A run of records
───

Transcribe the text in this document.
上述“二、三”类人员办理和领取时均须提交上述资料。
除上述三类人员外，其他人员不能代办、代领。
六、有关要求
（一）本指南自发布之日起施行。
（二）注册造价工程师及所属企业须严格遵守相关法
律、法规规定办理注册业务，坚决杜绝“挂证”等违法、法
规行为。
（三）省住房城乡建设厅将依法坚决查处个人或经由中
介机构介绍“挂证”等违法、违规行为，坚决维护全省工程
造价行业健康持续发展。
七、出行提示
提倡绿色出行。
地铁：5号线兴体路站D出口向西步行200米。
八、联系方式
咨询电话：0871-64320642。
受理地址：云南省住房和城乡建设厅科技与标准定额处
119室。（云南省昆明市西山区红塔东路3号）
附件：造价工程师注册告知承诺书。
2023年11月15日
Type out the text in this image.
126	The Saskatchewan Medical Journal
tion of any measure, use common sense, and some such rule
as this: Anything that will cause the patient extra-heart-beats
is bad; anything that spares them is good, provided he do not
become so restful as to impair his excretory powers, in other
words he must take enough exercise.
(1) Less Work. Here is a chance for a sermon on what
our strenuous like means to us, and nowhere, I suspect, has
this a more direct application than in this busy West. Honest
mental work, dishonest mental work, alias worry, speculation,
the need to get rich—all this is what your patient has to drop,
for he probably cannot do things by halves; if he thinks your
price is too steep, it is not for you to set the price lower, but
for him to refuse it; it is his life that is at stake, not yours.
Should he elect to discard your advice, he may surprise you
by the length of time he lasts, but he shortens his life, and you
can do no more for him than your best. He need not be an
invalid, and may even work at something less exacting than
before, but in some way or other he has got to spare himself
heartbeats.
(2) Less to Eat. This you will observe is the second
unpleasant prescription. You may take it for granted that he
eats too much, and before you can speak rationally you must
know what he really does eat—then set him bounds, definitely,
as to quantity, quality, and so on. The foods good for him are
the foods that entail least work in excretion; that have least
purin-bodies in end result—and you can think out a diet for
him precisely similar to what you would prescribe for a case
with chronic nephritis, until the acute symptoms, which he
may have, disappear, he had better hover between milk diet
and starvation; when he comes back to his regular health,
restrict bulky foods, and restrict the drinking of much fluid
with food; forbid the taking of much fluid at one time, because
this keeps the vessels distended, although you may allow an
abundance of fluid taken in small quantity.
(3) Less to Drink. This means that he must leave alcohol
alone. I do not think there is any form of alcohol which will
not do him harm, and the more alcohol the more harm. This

───

All lines above containing the string "have" are to be collected.

the foods that entail least work in excretion; that have least
may have, disappear, he had better hover between milk diet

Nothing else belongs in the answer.